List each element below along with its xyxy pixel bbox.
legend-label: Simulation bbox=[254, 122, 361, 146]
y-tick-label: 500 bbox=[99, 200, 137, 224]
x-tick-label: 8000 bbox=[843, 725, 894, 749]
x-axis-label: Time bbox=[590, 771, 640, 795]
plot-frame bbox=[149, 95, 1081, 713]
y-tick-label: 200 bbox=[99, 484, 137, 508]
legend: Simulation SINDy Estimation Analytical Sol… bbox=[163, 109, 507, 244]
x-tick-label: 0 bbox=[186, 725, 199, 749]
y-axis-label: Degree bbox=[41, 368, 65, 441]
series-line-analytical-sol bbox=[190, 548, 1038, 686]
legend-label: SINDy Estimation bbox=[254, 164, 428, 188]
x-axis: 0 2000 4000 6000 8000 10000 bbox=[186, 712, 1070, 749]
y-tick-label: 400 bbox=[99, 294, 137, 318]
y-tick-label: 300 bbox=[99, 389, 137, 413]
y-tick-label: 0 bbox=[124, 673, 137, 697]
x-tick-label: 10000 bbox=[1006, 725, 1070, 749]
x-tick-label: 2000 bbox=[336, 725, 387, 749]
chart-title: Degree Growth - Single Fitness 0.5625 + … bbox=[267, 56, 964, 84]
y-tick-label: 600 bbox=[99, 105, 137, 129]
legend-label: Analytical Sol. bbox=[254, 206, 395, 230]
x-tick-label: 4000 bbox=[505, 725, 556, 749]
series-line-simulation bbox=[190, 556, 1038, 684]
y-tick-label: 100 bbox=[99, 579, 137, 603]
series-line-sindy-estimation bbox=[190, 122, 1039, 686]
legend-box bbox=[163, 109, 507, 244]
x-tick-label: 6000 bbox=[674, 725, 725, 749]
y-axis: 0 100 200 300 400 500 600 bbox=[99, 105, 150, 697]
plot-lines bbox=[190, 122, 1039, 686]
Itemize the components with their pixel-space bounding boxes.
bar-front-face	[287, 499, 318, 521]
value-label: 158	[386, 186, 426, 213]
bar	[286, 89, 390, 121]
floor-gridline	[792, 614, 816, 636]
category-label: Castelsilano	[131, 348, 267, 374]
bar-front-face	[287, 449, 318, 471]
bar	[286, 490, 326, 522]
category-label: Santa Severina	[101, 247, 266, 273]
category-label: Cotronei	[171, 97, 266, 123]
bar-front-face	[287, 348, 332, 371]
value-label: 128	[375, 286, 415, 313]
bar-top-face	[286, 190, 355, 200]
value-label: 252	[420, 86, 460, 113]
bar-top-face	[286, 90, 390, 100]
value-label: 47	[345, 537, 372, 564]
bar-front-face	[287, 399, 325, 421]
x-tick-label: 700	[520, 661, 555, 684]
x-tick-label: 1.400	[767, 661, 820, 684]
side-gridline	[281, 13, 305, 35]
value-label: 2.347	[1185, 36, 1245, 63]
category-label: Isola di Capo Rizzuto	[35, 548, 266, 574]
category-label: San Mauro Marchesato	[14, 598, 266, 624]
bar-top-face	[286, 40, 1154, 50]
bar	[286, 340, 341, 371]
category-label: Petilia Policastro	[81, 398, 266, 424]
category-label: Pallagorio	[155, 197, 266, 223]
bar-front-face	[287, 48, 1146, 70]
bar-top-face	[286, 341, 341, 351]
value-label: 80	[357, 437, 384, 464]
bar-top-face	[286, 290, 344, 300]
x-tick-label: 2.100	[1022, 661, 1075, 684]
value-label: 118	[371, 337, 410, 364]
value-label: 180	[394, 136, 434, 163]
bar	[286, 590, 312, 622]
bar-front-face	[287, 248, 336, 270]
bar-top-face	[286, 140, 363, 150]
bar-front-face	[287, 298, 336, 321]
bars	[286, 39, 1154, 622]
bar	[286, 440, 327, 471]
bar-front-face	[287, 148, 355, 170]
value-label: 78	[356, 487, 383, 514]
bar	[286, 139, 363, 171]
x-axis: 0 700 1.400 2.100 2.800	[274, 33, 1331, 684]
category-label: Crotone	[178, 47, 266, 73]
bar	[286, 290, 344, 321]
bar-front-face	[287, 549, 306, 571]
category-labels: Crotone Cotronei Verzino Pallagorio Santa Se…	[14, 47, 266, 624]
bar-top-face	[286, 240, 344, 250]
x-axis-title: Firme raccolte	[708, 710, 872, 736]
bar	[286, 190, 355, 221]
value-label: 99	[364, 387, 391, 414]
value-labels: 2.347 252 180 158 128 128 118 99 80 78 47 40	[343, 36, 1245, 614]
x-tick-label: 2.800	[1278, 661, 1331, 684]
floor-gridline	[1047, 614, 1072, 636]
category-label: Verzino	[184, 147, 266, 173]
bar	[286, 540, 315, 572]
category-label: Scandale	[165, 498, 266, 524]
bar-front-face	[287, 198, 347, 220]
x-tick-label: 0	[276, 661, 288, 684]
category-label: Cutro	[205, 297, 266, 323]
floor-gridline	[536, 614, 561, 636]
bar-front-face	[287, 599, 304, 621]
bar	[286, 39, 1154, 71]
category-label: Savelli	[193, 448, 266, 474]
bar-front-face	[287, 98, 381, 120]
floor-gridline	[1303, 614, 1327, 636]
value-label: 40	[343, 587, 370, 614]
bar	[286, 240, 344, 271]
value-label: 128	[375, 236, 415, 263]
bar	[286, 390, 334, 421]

### PROBLEM DESCRIPTION:
Rewrite every line of the records above as a numbered list, leaving out any blank lines.

### COMPLETE ANSWER:
1. List each element below along with its xyxy pixel bbox.
2. legend-label: Simulation bbox=[254, 122, 361, 146]
3. y-tick-label: 500 bbox=[99, 200, 137, 224]
4. x-tick-label: 8000 bbox=[843, 725, 894, 749]
5. x-axis-label: Time bbox=[590, 771, 640, 795]
6. plot-frame bbox=[149, 95, 1081, 713]
7. y-tick-label: 200 bbox=[99, 484, 137, 508]
8. legend: Simulation SINDy Estimation Analytical Sol… bbox=[163, 109, 507, 244]
9. x-tick-label: 0 bbox=[186, 725, 199, 749]
10. y-axis-label: Degree bbox=[41, 368, 65, 441]
11. series-line-analytical-sol bbox=[190, 548, 1038, 686]
12. legend-label: SINDy Estimation bbox=[254, 164, 428, 188]
13. x-axis: 0 2000 4000 6000 8000 10000 bbox=[186, 712, 1070, 749]
14. y-tick-label: 400 bbox=[99, 294, 137, 318]
15. y-tick-label: 300 bbox=[99, 389, 137, 413]
16. y-tick-label: 0 bbox=[124, 673, 137, 697]
17. x-tick-label: 10000 bbox=[1006, 725, 1070, 749]
18. x-tick-label: 2000 bbox=[336, 725, 387, 749]
19. chart-title: Degree Growth - Single Fitness 0.5625 + … bbox=[267, 56, 964, 84]
20. y-tick-label: 600 bbox=[99, 105, 137, 129]
21. legend-label: Analytical Sol. bbox=[254, 206, 395, 230]
22. x-tick-label: 4000 bbox=[505, 725, 556, 749]
23. series-line-simulation bbox=[190, 556, 1038, 684]
24. y-tick-label: 100 bbox=[99, 579, 137, 603]
25. series-line-sindy-estimation bbox=[190, 122, 1039, 686]
26. legend-box bbox=[163, 109, 507, 244]
27. x-tick-label: 6000 bbox=[674, 725, 725, 749]
28. y-axis: 0 100 200 300 400 500 600 bbox=[99, 105, 150, 697]
29. plot-lines bbox=[190, 122, 1039, 686]
30. Itemize the components with their pixel-space bounding boxes.
31. bar-front-face	[287, 499, 318, 521]
32. value-label: 158	[386, 186, 426, 213]
33. bar	[286, 89, 390, 121]
34. floor-gridline	[792, 614, 816, 636]
35. category-label: Castelsilano	[131, 348, 267, 374]
36. bar-front-face	[287, 449, 318, 471]
37. bar	[286, 490, 326, 522]
38. category-label: Santa Severina	[101, 247, 266, 273]
39. category-label: Cotronei	[171, 97, 266, 123]
40. bar-front-face	[287, 348, 332, 371]
41. value-label: 128	[375, 286, 415, 313]
42. bar-top-face	[286, 190, 355, 200]
43. value-label: 252	[420, 86, 460, 113]
44. bar-top-face	[286, 90, 390, 100]
45. value-label: 47	[345, 537, 372, 564]
46. bar-front-face	[287, 399, 325, 421]
47. x-tick-label: 700	[520, 661, 555, 684]
48. x-tick-label: 1.400	[767, 661, 820, 684]
49. side-gridline	[281, 13, 305, 35]
50. value-label: 2.347	[1185, 36, 1245, 63]
51. category-label: Isola di Capo Rizzuto	[35, 548, 266, 574]
52. category-label: San Mauro Marchesato	[14, 598, 266, 624]
53. bar-top-face	[286, 40, 1154, 50]
54. bar	[286, 340, 341, 371]
55. category-label: Petilia Policastro	[81, 398, 266, 424]
56. category-label: Pallagorio	[155, 197, 266, 223]
57. bar-front-face	[287, 48, 1146, 70]
58. bar-top-face	[286, 341, 341, 351]
59. value-label: 80	[357, 437, 384, 464]
60. bar-top-face	[286, 290, 344, 300]
61. x-tick-label: 2.100	[1022, 661, 1075, 684]
62. value-label: 118	[371, 337, 410, 364]
63. value-label: 180	[394, 136, 434, 163]
64. bar	[286, 590, 312, 622]
65. bar-front-face	[287, 248, 336, 270]
66. bar-top-face	[286, 140, 363, 150]
67. bar-front-face	[287, 298, 336, 321]
68. bars	[286, 39, 1154, 622]
69. bar	[286, 440, 327, 471]
70. bar-front-face	[287, 148, 355, 170]
71. value-label: 78	[356, 487, 383, 514]
72. bar	[286, 139, 363, 171]
73. x-axis: 0 700 1.400 2.100 2.800	[274, 33, 1331, 684]
74. category-label: Crotone	[178, 47, 266, 73]
75. bar	[286, 290, 344, 321]
76. bar-front-face	[287, 549, 306, 571]
77. category-labels: Crotone Cotronei Verzino Pallagorio Santa Se…	[14, 47, 266, 624]
78. bar-top-face	[286, 240, 344, 250]
79. x-axis-title: Firme raccolte	[708, 710, 872, 736]
80. bar	[286, 190, 355, 221]
81. value-label: 99	[364, 387, 391, 414]
82. value-labels: 2.347 252 180 158 128 128 118 99 80 78 47 40	[343, 36, 1245, 614]
83. x-tick-label: 2.800	[1278, 661, 1331, 684]
84. floor-gridline	[1047, 614, 1072, 636]
85. category-label: Verzino	[184, 147, 266, 173]
86. bar	[286, 540, 315, 572]
87. category-label: Scandale	[165, 498, 266, 524]
88. bar-front-face	[287, 198, 347, 220]
89. x-tick-label: 0	[276, 661, 288, 684]
90. category-label: Cutro	[205, 297, 266, 323]
91. floor-gridline	[536, 614, 561, 636]
92. bar-front-face	[287, 599, 304, 621]
93. bar	[286, 39, 1154, 71]
94. category-label: Savelli	[193, 448, 266, 474]
95. bar-front-face	[287, 98, 381, 120]
96. floor-gridline	[1303, 614, 1327, 636]
97. value-label: 40	[343, 587, 370, 614]
98. bar	[286, 240, 344, 271]
99. value-label: 128	[375, 236, 415, 263]
100. bar	[286, 390, 334, 421]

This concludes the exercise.